[The exercise]: Transcribe the records that follow in their entirety, omitting any pictures.

[Collected data]:
· · · · · · ·

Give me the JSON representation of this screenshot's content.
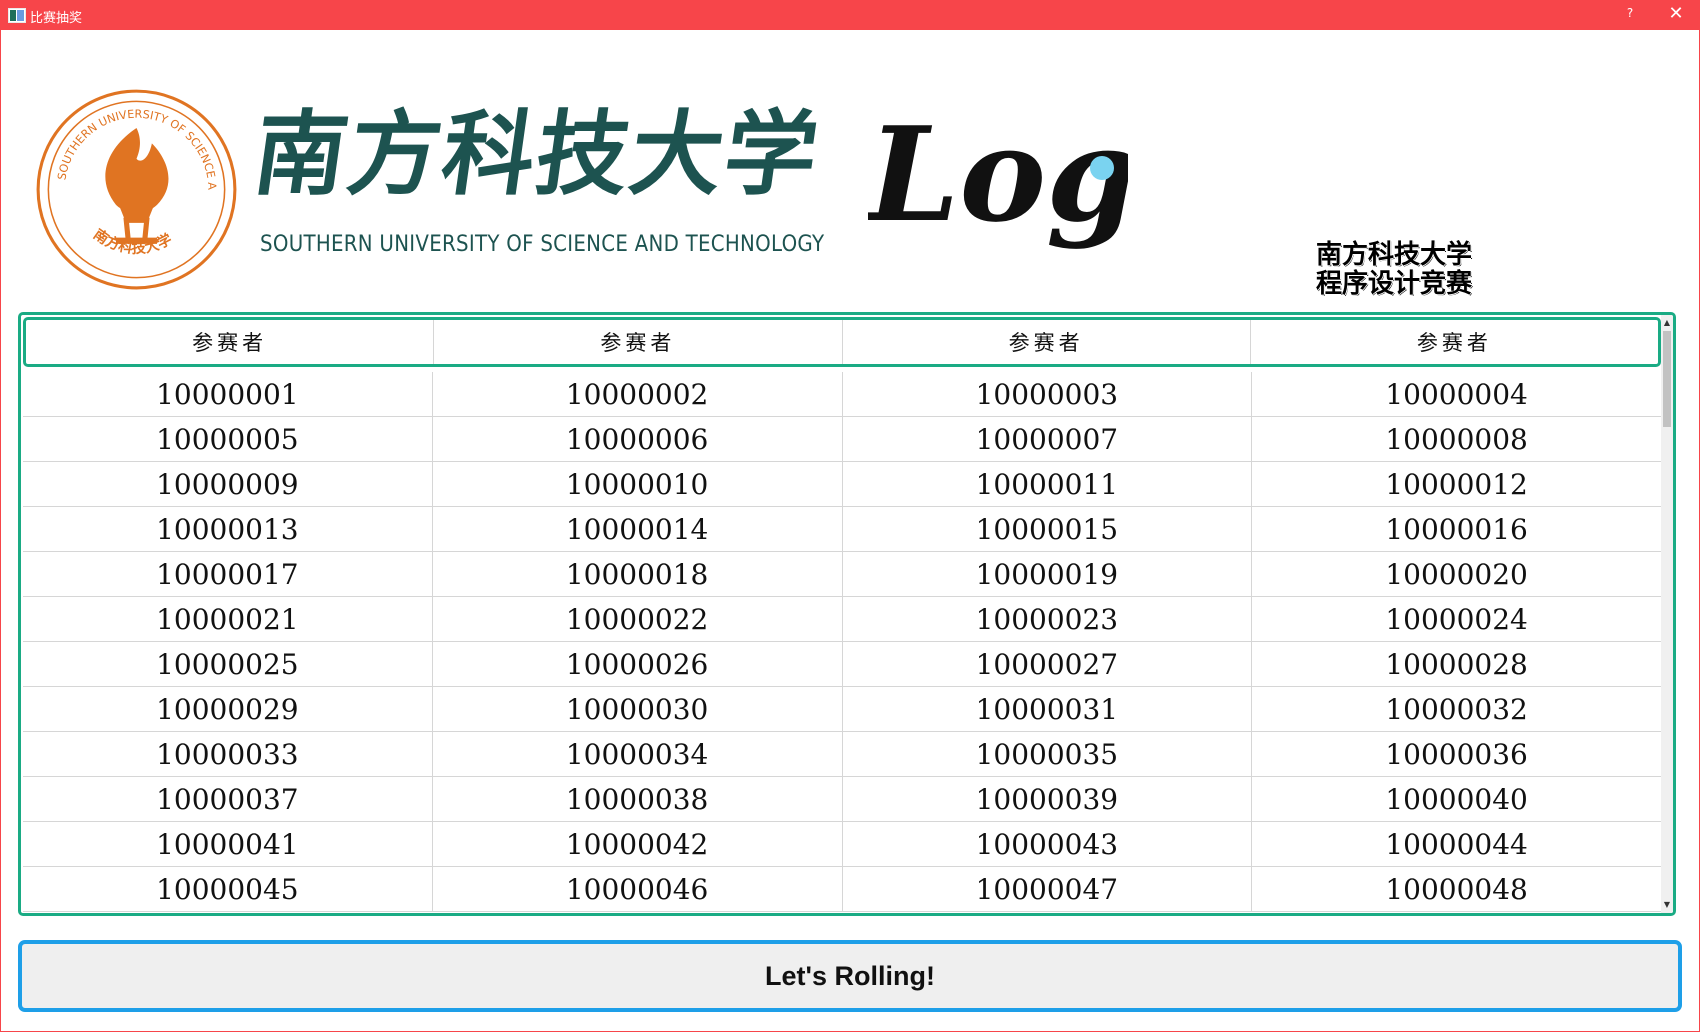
{
  "window": {
    "title": "比赛抽奖",
    "help_label": "?",
    "close_label": "✕"
  },
  "header": {
    "university_cn": "南方科技大学",
    "university_en": "SOUTHERN UNIVERSITY OF SCIENCE AND TECHNOLOGY",
    "seal_text_en": "SOUTHERN UNIVERSITY OF SCIENCE AND TECHNOLOGY",
    "seal_text_cn": "南方科技大学",
    "logo_text": "Logo",
    "contest_line1": "南方科技大学",
    "contest_line2": "程序设计竞赛",
    "colors": {
      "brand_green": "#1d5350",
      "seal_orange": "#e07422",
      "logo_dot": "#7ad3f0"
    }
  },
  "table": {
    "headers": [
      "参赛者",
      "参赛者",
      "参赛者",
      "参赛者"
    ],
    "rows": [
      [
        "10000001",
        "10000002",
        "10000003",
        "10000004"
      ],
      [
        "10000005",
        "10000006",
        "10000007",
        "10000008"
      ],
      [
        "10000009",
        "10000010",
        "10000011",
        "10000012"
      ],
      [
        "10000013",
        "10000014",
        "10000015",
        "10000016"
      ],
      [
        "10000017",
        "10000018",
        "10000019",
        "10000020"
      ],
      [
        "10000021",
        "10000022",
        "10000023",
        "10000024"
      ],
      [
        "10000025",
        "10000026",
        "10000027",
        "10000028"
      ],
      [
        "10000029",
        "10000030",
        "10000031",
        "10000032"
      ],
      [
        "10000033",
        "10000034",
        "10000035",
        "10000036"
      ],
      [
        "10000037",
        "10000038",
        "10000039",
        "10000040"
      ],
      [
        "10000041",
        "10000042",
        "10000043",
        "10000044"
      ],
      [
        "10000045",
        "10000046",
        "10000047",
        "10000048"
      ]
    ],
    "colors": {
      "border": "#1aab84"
    }
  },
  "action": {
    "roll_label": "Let's Rolling!",
    "border_color": "#1e9fe8"
  },
  "colors": {
    "titlebar": "#f7454a"
  }
}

· · · · · · ·

[Answer to this exercise]:
Give me the JSON representation of this screenshot's content.
{
  "window": {
    "title": "比赛抽奖",
    "help_label": "?",
    "close_label": "✕"
  },
  "header": {
    "university_cn": "南方科技大学",
    "university_en": "SOUTHERN UNIVERSITY OF SCIENCE AND TECHNOLOGY",
    "seal_text_en": "SOUTHERN UNIVERSITY OF SCIENCE AND TECHNOLOGY",
    "seal_text_cn": "南方科技大学",
    "logo_text": "Logo",
    "contest_line1": "南方科技大学",
    "contest_line2": "程序设计竞赛",
    "colors": {
      "brand_green": "#1d5350",
      "seal_orange": "#e07422",
      "logo_dot": "#7ad3f0"
    }
  },
  "table": {
    "headers": [
      "参赛者",
      "参赛者",
      "参赛者",
      "参赛者"
    ],
    "rows": [
      [
        "10000001",
        "10000002",
        "10000003",
        "10000004"
      ],
      [
        "10000005",
        "10000006",
        "10000007",
        "10000008"
      ],
      [
        "10000009",
        "10000010",
        "10000011",
        "10000012"
      ],
      [
        "10000013",
        "10000014",
        "10000015",
        "10000016"
      ],
      [
        "10000017",
        "10000018",
        "10000019",
        "10000020"
      ],
      [
        "10000021",
        "10000022",
        "10000023",
        "10000024"
      ],
      [
        "10000025",
        "10000026",
        "10000027",
        "10000028"
      ],
      [
        "10000029",
        "10000030",
        "10000031",
        "10000032"
      ],
      [
        "10000033",
        "10000034",
        "10000035",
        "10000036"
      ],
      [
        "10000037",
        "10000038",
        "10000039",
        "10000040"
      ],
      [
        "10000041",
        "10000042",
        "10000043",
        "10000044"
      ],
      [
        "10000045",
        "10000046",
        "10000047",
        "10000048"
      ]
    ],
    "colors": {
      "border": "#1aab84"
    }
  },
  "action": {
    "roll_label": "Let's Rolling!",
    "border_color": "#1e9fe8"
  },
  "colors": {
    "titlebar": "#f7454a"
  }
}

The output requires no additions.